Aim> Locate each line with the string "title" in the listing below and copy it.

Figure collection entries:

>> start

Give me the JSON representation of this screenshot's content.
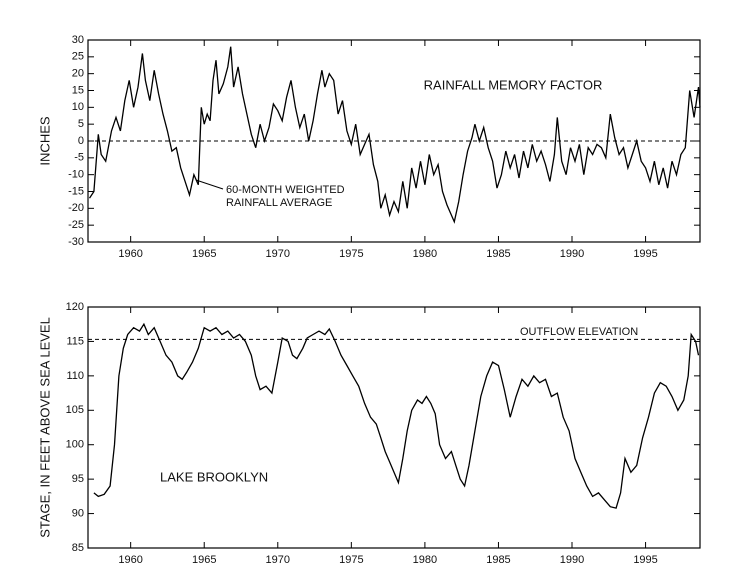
{
  "chart_data": [
    {
      "type": "line",
      "ylabel": "INCHES",
      "title": "RAINFALL MEMORY FACTOR",
      "annotation": [
        "60-MONTH WEIGHTED",
        "RAINFALL AVERAGE"
      ],
      "color": "#000000",
      "reference_line": 0,
      "xlim": [
        1957.1,
        1998.7
      ],
      "xticks": [
        1960,
        1965,
        1970,
        1975,
        1980,
        1985,
        1990,
        1995
      ],
      "ylim": [
        -30,
        30
      ],
      "yticks": [
        -30,
        -25,
        -20,
        -15,
        -10,
        -5,
        0,
        5,
        10,
        15,
        20,
        25,
        30
      ],
      "x": [
        1957.2,
        1957.5,
        1957.8,
        1958.0,
        1958.3,
        1958.7,
        1959.0,
        1959.3,
        1959.6,
        1959.9,
        1960.2,
        1960.5,
        1960.8,
        1961.0,
        1961.3,
        1961.6,
        1961.9,
        1962.2,
        1962.5,
        1962.8,
        1963.1,
        1963.4,
        1963.7,
        1964.0,
        1964.3,
        1964.6,
        1964.8,
        1965.0,
        1965.2,
        1965.4,
        1965.6,
        1965.8,
        1966.0,
        1966.3,
        1966.6,
        1966.8,
        1967.0,
        1967.3,
        1967.6,
        1967.9,
        1968.2,
        1968.5,
        1968.8,
        1969.1,
        1969.4,
        1969.7,
        1970.0,
        1970.3,
        1970.6,
        1970.9,
        1971.2,
        1971.5,
        1971.8,
        1972.1,
        1972.4,
        1972.7,
        1973.0,
        1973.2,
        1973.5,
        1973.8,
        1974.1,
        1974.4,
        1974.7,
        1975.0,
        1975.3,
        1975.6,
        1975.9,
        1976.2,
        1976.5,
        1976.8,
        1977.0,
        1977.3,
        1977.6,
        1977.9,
        1978.2,
        1978.5,
        1978.8,
        1979.1,
        1979.4,
        1979.7,
        1980.0,
        1980.3,
        1980.6,
        1980.9,
        1981.2,
        1981.5,
        1981.8,
        1982.0,
        1982.3,
        1982.6,
        1982.9,
        1983.2,
        1983.4,
        1983.7,
        1984.0,
        1984.3,
        1984.6,
        1984.9,
        1985.2,
        1985.5,
        1985.8,
        1986.1,
        1986.4,
        1986.7,
        1987.0,
        1987.3,
        1987.6,
        1987.9,
        1988.2,
        1988.5,
        1988.8,
        1989.0,
        1989.3,
        1989.6,
        1989.9,
        1990.2,
        1990.5,
        1990.8,
        1991.1,
        1991.4,
        1991.7,
        1992.0,
        1992.3,
        1992.6,
        1992.9,
        1993.2,
        1993.5,
        1993.8,
        1994.1,
        1994.4,
        1994.7,
        1995.0,
        1995.3,
        1995.6,
        1995.9,
        1996.2,
        1996.5,
        1996.8,
        1997.1,
        1997.4,
        1997.7,
        1998.0,
        1998.3,
        1998.6,
        1998.7
      ],
      "values": [
        -17,
        -15,
        2,
        -4,
        -6,
        3,
        7,
        3,
        12,
        18,
        10,
        16,
        26,
        18,
        12,
        21,
        14,
        8,
        3,
        -3,
        -2,
        -8,
        -12,
        -16,
        -10,
        -13,
        10,
        5,
        8,
        6,
        18,
        24,
        14,
        17,
        22,
        28,
        16,
        22,
        14,
        8,
        2,
        -2,
        5,
        0,
        4,
        11,
        9,
        6,
        13,
        18,
        10,
        4,
        8,
        0,
        6,
        14,
        21,
        16,
        20,
        18,
        8,
        12,
        3,
        -1,
        5,
        -4,
        -1,
        2,
        -7,
        -12,
        -20,
        -16,
        -22,
        -18,
        -21,
        -12,
        -20,
        -8,
        -14,
        -6,
        -13,
        -4,
        -10,
        -7,
        -15,
        -19,
        -22,
        -24,
        -18,
        -10,
        -3,
        1,
        5,
        0,
        4,
        -2,
        -6,
        -14,
        -10,
        -3,
        -8,
        -4,
        -11,
        -3,
        -8,
        -1,
        -6,
        -3,
        -7,
        -12,
        -4,
        7,
        -6,
        -10,
        -2,
        -6,
        -1,
        -10,
        -2,
        -4,
        -1,
        -2,
        -5,
        8,
        1,
        -4,
        -2,
        -8,
        -4,
        0,
        -6,
        -8,
        -12,
        -6,
        -13,
        -8,
        -14,
        -6,
        -10,
        -4,
        -2,
        15,
        7,
        16,
        10
      ]
    },
    {
      "type": "line",
      "ylabel": "STAGE, IN FEET ABOVE SEA LEVEL",
      "title": "LAKE BROOKLYN",
      "reference_line": 115.3,
      "reference_label": "OUTFLOW ELEVATION",
      "color": "#000000",
      "xlim": [
        1957.1,
        1998.7
      ],
      "xticks": [
        1960,
        1965,
        1970,
        1975,
        1980,
        1985,
        1990,
        1995
      ],
      "ylim": [
        85,
        120
      ],
      "yticks": [
        85,
        90,
        95,
        100,
        105,
        110,
        115,
        120
      ],
      "x": [
        1957.5,
        1957.8,
        1958.2,
        1958.6,
        1958.9,
        1959.2,
        1959.5,
        1959.8,
        1960.2,
        1960.6,
        1960.9,
        1961.2,
        1961.6,
        1962.0,
        1962.4,
        1962.8,
        1963.2,
        1963.5,
        1963.8,
        1964.2,
        1964.6,
        1965.0,
        1965.4,
        1965.8,
        1966.2,
        1966.6,
        1967.0,
        1967.4,
        1967.8,
        1968.2,
        1968.5,
        1968.8,
        1969.2,
        1969.6,
        1970.0,
        1970.3,
        1970.7,
        1971.0,
        1971.3,
        1971.7,
        1972.0,
        1972.4,
        1972.8,
        1973.2,
        1973.5,
        1973.9,
        1974.3,
        1974.7,
        1975.1,
        1975.5,
        1975.9,
        1976.3,
        1976.7,
        1977.0,
        1977.3,
        1977.6,
        1977.9,
        1978.2,
        1978.5,
        1978.8,
        1979.1,
        1979.5,
        1979.8,
        1980.1,
        1980.4,
        1980.7,
        1981.0,
        1981.4,
        1981.8,
        1982.1,
        1982.4,
        1982.7,
        1983.0,
        1983.4,
        1983.8,
        1984.2,
        1984.6,
        1985.0,
        1985.4,
        1985.8,
        1986.2,
        1986.6,
        1987.0,
        1987.4,
        1987.8,
        1988.2,
        1988.6,
        1989.0,
        1989.4,
        1989.8,
        1990.2,
        1990.6,
        1991.0,
        1991.4,
        1991.8,
        1992.2,
        1992.6,
        1993.0,
        1993.3,
        1993.6,
        1994.0,
        1994.4,
        1994.8,
        1995.2,
        1995.6,
        1996.0,
        1996.4,
        1996.8,
        1997.2,
        1997.6,
        1997.9,
        1998.1,
        1998.4,
        1998.6
      ],
      "values": [
        93,
        92.5,
        92.8,
        94,
        100,
        110,
        114,
        116,
        117,
        116.5,
        117.5,
        116,
        117,
        115,
        113,
        112,
        110,
        109.5,
        110.5,
        112,
        114,
        117,
        116.5,
        117,
        116,
        116.5,
        115.5,
        116,
        115,
        113,
        110,
        108,
        108.5,
        107.5,
        112,
        115.5,
        115,
        113,
        112.5,
        114,
        115.5,
        116,
        116.5,
        116,
        116.8,
        115,
        113,
        111.5,
        110,
        108.5,
        106,
        104,
        103,
        101,
        99,
        97.5,
        96,
        94.5,
        98,
        102,
        105,
        106.5,
        106,
        107,
        106,
        104.5,
        100,
        98,
        99,
        97,
        95,
        94,
        97,
        102,
        107,
        110,
        112,
        111.5,
        108,
        104,
        107,
        109.5,
        108.5,
        110,
        109,
        109.5,
        107,
        107.5,
        104,
        102,
        98,
        96,
        94,
        92.5,
        93,
        92,
        91,
        90.8,
        93,
        98,
        96,
        97,
        101,
        104,
        107.5,
        109,
        108.5,
        107,
        105,
        106.5,
        110,
        116,
        115,
        113
      ]
    }
  ]
}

>> end

Written answer>
      "title": "RAINFALL MEMORY FACTOR",
      "title": "LAKE BROOKLYN",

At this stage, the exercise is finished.